Dataset items:
++++++++++++++++++++

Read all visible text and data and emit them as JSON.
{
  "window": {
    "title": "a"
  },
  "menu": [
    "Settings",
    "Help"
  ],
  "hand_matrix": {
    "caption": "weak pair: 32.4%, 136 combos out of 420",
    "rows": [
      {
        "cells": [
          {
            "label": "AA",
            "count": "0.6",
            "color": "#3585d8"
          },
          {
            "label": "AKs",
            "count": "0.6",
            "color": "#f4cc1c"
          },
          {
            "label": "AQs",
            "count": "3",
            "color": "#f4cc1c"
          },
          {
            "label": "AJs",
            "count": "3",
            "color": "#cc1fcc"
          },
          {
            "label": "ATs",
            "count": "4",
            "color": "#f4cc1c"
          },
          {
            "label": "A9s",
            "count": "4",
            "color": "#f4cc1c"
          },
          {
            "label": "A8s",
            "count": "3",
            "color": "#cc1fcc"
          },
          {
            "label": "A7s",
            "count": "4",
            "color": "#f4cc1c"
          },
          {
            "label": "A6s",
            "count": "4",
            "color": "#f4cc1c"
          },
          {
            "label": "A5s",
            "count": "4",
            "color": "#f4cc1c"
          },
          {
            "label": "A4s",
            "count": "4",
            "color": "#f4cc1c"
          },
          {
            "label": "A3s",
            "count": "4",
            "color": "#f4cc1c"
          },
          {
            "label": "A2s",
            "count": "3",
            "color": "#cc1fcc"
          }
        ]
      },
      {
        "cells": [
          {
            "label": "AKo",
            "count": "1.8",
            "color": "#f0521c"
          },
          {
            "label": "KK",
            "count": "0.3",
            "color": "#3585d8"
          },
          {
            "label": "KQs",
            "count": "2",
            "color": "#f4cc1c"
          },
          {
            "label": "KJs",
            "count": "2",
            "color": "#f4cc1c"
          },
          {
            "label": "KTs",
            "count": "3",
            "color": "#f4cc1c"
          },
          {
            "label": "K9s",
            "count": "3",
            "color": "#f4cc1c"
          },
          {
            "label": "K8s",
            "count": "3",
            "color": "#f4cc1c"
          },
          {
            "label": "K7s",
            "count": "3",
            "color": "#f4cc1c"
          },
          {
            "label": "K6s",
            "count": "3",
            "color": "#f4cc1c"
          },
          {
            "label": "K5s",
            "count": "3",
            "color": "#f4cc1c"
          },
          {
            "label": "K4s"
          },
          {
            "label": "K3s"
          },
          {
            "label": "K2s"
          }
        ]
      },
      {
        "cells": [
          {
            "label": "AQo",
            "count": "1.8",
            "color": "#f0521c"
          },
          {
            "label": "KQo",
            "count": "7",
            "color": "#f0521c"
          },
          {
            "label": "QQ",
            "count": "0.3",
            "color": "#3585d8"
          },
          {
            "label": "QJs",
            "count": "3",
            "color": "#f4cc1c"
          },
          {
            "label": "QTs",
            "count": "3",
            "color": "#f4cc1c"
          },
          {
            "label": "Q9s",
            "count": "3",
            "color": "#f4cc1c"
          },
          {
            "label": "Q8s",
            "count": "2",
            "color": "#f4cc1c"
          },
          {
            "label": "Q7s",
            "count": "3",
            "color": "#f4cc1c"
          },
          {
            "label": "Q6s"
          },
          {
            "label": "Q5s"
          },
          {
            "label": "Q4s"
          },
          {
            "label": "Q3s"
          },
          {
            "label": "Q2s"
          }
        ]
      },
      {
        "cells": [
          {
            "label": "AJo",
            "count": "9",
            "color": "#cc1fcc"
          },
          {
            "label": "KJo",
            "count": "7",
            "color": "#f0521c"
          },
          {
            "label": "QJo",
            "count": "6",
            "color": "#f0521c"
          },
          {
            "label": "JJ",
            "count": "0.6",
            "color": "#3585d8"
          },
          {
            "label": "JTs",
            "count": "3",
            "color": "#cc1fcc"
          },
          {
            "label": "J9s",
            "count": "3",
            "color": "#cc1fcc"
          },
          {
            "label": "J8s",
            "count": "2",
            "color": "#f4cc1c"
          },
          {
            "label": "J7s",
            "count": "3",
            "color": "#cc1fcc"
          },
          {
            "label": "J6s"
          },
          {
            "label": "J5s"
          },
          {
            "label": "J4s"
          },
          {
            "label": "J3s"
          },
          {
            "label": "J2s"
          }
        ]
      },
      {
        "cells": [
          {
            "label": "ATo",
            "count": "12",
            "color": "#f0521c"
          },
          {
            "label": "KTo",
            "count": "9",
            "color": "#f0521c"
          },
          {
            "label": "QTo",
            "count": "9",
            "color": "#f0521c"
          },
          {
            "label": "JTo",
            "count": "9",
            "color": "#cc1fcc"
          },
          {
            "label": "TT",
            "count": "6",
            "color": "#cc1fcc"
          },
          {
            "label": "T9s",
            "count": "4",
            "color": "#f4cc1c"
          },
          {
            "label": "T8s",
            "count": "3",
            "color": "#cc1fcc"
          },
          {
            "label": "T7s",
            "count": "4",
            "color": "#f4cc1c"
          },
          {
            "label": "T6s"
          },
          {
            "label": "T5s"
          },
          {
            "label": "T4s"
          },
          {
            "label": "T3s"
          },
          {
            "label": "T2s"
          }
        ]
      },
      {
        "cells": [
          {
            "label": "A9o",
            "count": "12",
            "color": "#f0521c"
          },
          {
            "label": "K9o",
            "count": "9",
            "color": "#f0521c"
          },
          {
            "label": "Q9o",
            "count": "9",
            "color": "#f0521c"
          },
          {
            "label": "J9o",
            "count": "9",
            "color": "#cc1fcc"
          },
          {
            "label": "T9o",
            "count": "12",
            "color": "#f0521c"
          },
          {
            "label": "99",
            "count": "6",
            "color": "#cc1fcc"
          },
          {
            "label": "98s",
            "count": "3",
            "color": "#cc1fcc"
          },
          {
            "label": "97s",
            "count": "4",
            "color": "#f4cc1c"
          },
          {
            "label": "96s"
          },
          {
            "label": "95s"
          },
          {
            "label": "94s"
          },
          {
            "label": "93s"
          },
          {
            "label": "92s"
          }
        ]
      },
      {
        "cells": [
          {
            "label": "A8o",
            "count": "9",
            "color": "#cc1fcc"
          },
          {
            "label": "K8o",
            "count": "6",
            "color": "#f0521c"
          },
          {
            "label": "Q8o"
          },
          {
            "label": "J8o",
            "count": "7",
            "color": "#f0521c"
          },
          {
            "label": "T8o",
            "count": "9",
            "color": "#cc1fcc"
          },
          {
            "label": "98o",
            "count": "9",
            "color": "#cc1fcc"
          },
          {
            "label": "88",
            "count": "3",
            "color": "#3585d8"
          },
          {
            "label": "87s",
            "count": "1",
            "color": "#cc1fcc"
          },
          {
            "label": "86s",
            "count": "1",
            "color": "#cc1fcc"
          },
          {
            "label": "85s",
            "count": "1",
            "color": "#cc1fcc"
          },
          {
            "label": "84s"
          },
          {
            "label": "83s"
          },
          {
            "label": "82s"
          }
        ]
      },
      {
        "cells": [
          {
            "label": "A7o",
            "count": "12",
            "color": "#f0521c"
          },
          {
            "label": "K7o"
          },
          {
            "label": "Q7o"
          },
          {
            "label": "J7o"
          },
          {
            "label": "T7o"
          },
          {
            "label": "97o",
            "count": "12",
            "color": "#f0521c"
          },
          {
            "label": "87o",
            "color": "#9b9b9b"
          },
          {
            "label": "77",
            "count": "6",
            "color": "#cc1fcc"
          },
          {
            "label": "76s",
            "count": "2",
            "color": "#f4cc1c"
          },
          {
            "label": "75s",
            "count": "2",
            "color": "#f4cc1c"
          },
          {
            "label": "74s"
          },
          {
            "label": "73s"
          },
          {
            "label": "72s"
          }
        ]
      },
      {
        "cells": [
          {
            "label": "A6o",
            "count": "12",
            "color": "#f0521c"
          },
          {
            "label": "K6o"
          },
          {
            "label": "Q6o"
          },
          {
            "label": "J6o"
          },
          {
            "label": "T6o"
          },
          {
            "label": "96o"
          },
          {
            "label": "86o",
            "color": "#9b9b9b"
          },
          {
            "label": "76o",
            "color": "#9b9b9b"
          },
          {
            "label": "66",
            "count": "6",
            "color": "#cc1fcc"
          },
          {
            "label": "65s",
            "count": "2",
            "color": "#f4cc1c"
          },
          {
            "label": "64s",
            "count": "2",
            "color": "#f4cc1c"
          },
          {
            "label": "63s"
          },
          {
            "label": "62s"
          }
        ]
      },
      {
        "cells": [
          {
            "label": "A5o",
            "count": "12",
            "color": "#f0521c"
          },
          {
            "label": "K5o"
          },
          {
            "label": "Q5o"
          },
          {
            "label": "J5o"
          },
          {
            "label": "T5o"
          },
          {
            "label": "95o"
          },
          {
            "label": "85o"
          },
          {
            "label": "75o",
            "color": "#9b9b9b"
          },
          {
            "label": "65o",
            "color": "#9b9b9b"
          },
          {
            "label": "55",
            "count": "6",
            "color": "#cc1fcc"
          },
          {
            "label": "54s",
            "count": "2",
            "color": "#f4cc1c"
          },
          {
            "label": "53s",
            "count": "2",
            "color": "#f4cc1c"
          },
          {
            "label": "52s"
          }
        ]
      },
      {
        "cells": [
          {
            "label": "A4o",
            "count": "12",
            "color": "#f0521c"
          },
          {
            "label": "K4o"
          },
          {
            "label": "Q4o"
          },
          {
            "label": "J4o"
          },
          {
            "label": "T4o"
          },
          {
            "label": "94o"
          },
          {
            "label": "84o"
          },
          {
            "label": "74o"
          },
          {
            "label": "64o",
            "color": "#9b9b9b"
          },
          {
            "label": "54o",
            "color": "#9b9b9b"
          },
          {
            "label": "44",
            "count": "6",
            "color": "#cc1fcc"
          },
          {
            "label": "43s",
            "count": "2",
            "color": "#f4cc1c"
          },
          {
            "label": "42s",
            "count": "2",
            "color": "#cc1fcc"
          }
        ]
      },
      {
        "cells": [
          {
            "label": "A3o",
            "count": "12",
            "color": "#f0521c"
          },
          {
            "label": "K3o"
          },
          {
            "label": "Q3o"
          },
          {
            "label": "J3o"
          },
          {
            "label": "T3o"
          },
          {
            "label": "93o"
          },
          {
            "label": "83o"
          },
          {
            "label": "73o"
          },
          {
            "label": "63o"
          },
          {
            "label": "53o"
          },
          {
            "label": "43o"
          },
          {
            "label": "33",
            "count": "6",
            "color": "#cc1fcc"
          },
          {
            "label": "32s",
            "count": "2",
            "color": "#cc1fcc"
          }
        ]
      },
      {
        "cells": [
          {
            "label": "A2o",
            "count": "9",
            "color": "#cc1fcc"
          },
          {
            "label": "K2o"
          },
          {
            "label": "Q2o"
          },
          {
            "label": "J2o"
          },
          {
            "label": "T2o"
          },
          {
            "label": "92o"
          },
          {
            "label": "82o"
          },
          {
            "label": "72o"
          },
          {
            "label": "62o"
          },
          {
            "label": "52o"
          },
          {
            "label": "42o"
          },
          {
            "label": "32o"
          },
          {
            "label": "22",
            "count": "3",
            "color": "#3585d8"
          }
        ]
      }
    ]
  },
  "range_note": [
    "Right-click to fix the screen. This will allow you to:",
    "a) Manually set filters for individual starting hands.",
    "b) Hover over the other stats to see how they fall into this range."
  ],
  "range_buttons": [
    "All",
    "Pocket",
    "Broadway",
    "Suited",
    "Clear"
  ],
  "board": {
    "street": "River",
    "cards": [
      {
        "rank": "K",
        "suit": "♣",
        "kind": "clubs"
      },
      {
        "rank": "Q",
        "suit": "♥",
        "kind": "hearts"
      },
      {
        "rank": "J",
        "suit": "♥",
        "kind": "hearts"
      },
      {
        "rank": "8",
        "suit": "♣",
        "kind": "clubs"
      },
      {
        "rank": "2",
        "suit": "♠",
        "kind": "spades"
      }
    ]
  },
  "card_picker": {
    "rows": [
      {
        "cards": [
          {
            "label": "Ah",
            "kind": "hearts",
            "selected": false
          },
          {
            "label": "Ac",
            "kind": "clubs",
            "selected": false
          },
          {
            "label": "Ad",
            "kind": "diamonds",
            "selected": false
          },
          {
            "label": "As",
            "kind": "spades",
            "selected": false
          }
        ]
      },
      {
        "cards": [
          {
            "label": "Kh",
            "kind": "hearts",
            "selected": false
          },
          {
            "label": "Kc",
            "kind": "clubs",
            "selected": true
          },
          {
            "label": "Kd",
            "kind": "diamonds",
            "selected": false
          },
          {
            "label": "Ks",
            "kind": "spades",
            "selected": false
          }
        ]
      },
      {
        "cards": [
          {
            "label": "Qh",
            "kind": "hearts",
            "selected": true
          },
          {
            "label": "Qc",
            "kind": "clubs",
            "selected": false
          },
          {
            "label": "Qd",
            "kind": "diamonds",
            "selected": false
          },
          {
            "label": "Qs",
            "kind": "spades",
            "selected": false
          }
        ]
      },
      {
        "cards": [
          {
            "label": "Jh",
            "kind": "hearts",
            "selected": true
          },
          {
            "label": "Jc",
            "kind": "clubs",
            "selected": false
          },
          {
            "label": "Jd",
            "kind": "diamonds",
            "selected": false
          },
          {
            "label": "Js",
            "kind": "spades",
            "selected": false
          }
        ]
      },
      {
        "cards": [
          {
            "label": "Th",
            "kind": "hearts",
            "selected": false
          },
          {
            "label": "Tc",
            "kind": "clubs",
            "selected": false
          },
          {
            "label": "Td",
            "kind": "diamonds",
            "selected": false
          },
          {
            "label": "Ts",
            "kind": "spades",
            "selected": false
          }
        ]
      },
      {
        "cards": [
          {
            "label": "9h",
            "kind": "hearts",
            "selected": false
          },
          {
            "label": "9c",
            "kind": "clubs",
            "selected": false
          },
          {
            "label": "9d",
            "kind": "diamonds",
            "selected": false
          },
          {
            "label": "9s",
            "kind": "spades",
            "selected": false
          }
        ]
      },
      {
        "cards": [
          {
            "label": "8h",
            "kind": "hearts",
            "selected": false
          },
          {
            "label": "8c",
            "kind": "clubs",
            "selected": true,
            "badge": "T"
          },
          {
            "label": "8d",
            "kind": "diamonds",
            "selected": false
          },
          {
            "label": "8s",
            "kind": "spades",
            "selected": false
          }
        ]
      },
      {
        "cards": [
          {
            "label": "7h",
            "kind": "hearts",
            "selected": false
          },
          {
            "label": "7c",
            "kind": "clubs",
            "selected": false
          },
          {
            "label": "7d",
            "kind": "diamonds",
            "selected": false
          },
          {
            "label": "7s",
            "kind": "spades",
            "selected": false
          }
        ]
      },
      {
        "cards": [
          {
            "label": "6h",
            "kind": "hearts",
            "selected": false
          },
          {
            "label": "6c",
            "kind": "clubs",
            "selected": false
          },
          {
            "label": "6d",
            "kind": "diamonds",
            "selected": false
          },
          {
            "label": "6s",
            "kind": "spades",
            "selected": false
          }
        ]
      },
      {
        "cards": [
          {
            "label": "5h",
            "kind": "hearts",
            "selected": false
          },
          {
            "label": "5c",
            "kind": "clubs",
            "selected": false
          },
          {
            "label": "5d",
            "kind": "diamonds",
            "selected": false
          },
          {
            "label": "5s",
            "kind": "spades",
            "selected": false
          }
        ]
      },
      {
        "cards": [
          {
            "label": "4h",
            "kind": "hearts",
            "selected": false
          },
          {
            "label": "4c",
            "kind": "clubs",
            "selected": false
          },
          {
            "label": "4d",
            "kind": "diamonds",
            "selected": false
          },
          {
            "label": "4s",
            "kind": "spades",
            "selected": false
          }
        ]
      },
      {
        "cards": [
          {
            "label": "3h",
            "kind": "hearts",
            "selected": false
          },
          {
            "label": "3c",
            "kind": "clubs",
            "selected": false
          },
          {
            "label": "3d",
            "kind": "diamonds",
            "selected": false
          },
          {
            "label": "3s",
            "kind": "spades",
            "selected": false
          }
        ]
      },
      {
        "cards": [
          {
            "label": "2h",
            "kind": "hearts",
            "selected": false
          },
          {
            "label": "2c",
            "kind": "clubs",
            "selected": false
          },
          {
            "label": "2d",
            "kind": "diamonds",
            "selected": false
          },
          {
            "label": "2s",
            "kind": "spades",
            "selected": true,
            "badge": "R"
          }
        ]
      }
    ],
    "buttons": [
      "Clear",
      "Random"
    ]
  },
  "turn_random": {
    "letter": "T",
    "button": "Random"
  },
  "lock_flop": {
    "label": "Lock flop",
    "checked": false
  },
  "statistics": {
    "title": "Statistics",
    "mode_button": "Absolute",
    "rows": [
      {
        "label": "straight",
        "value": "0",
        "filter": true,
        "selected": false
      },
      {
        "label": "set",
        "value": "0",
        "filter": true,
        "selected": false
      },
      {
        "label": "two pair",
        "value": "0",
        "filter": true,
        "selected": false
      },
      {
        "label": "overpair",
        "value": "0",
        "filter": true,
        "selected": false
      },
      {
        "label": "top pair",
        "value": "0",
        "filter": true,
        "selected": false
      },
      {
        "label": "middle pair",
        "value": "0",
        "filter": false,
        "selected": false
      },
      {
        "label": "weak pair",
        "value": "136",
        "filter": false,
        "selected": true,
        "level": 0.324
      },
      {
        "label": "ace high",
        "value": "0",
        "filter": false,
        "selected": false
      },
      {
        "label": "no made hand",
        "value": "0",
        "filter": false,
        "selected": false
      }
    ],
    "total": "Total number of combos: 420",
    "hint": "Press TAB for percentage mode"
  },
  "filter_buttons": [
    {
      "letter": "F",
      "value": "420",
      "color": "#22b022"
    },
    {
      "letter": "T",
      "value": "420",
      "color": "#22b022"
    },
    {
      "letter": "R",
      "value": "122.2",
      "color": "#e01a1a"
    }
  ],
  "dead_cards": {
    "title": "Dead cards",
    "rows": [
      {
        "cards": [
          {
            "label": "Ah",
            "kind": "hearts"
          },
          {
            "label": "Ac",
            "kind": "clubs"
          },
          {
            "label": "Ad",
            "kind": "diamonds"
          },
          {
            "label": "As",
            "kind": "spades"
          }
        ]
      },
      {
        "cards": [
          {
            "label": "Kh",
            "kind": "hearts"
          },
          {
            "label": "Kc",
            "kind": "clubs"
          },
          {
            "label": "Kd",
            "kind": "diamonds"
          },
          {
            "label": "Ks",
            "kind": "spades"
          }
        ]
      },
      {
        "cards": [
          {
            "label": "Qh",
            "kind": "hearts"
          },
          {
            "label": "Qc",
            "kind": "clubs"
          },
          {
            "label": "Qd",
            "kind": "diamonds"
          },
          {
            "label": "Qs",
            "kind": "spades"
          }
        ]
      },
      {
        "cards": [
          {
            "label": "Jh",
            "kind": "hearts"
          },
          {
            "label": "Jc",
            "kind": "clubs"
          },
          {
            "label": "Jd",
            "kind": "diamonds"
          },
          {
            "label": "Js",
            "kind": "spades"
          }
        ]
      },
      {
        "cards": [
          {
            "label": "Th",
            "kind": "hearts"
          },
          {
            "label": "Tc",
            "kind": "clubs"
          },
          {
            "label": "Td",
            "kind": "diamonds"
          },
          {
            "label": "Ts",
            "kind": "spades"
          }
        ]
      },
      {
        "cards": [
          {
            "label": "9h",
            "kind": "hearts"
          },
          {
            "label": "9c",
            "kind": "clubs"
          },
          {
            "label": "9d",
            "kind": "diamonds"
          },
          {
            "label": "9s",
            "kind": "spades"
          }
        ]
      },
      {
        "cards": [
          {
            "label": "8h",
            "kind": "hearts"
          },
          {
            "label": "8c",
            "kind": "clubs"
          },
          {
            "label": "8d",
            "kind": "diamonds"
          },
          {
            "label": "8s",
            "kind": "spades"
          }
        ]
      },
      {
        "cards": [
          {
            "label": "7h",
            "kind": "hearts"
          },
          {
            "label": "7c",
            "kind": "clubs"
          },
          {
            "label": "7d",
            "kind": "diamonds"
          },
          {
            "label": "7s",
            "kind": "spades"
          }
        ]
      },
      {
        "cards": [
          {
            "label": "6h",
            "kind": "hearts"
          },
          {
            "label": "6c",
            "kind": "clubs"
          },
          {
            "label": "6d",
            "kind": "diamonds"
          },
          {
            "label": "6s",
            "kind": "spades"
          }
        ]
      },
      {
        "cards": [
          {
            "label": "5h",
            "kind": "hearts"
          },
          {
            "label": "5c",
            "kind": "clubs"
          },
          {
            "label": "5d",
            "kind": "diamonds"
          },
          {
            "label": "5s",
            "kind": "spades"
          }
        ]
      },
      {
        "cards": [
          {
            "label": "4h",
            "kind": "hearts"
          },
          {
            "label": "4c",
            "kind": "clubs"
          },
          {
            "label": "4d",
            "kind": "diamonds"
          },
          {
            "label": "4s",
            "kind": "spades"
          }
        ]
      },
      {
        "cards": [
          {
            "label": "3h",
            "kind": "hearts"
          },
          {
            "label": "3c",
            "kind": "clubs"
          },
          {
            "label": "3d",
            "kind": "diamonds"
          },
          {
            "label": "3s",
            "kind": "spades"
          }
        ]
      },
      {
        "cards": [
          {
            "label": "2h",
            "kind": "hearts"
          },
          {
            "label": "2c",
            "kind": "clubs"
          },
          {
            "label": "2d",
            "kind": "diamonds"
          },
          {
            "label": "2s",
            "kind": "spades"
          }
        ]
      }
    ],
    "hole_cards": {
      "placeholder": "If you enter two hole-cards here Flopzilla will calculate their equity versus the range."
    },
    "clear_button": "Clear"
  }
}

++++++++++++++++++++

▶ **WHAT YOU HAVE TO DO**
Report all lines of the data above that include the string "weak".

▶ **THE RESULT**
    "caption": "weak pair: 32.4%, 136 combos out of 420",
        "label": "weak pair",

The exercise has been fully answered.